Given problem — Reproduce the records below exactly as they appear, omitting any pictures they contain.

Data in this exercise —
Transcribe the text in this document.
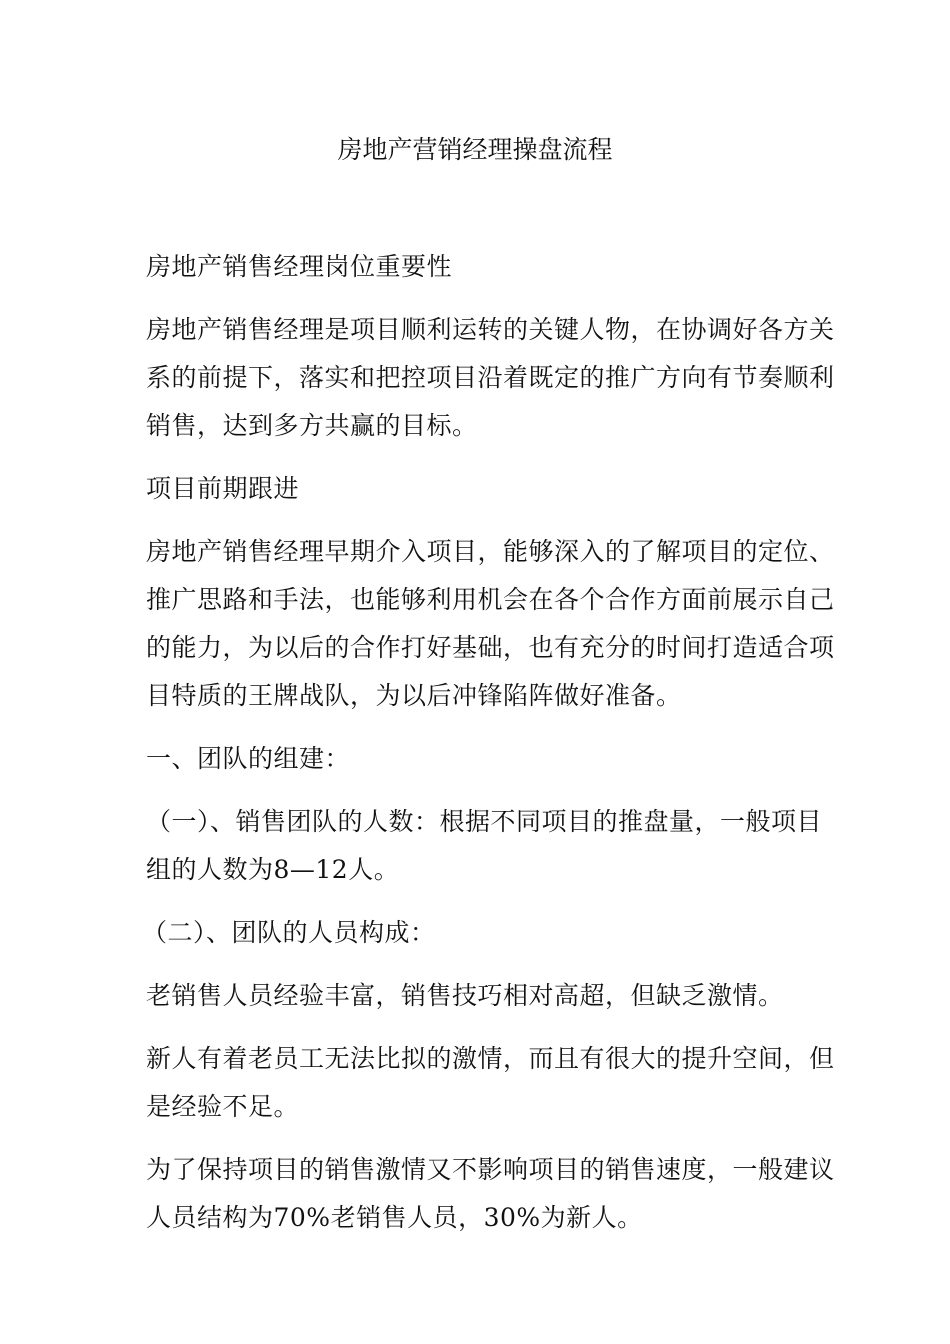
房地产营销经理操盘流程
房地产销售经理岗位重要性

房地产销售经理是项目顺利运转的关键人物，在协调好各方关系的前提下，落实和把控项目沿着既定的推广方向有节奏顺利销售，达到多方共赢的目标。

项目前期跟进

房地产销售经理早期介入项目，能够深入的了解项目的定位、推广思路和手法，也能够利用机会在各个合作方面前展示自己的能力，为以后的合作打好基础，也有充分的时间打造适合项目特质的王牌战队，为以后冲锋陷阵做好准备。

一、团队的组建：

（一）、销售团队的人数：根据不同项目的推盘量，一般项目组的人数为8—12人。

（二）、团队的人员构成：

老销售人员经验丰富，销售技巧相对高超，但缺乏激情。

新人有着老员工无法比拟的激情，而且有很大的提升空间，但是经验不足。

为了保持项目的销售激情又不影响项目的销售速度，一般建议人员结构为70%老销售人员，30%为新人。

Exercise output —
Transcribe the text in this document.
房地产营销经理操盘流程
房地产销售经理岗位重要性

房地产销售经理是项目顺利运转的关键人物，在协调好各方关系的前提下，落实和把控项目沿着既定的推广方向有节奏顺利销售，达到多方共赢的目标。

项目前期跟进

房地产销售经理早期介入项目，能够深入的了解项目的定位、推广思路和手法，也能够利用机会在各个合作方面前展示自己的能力，为以后的合作打好基础，也有充分的时间打造适合项目特质的王牌战队，为以后冲锋陷阵做好准备。

一、团队的组建：

（一）、销售团队的人数：根据不同项目的推盘量，一般项目组的人数为8—12人。

（二）、团队的人员构成：

老销售人员经验丰富，销售技巧相对高超，但缺乏激情。

新人有着老员工无法比拟的激情，而且有很大的提升空间，但是经验不足。

为了保持项目的销售激情又不影响项目的销售速度，一般建议人员结构为70%老销售人员，30%为新人。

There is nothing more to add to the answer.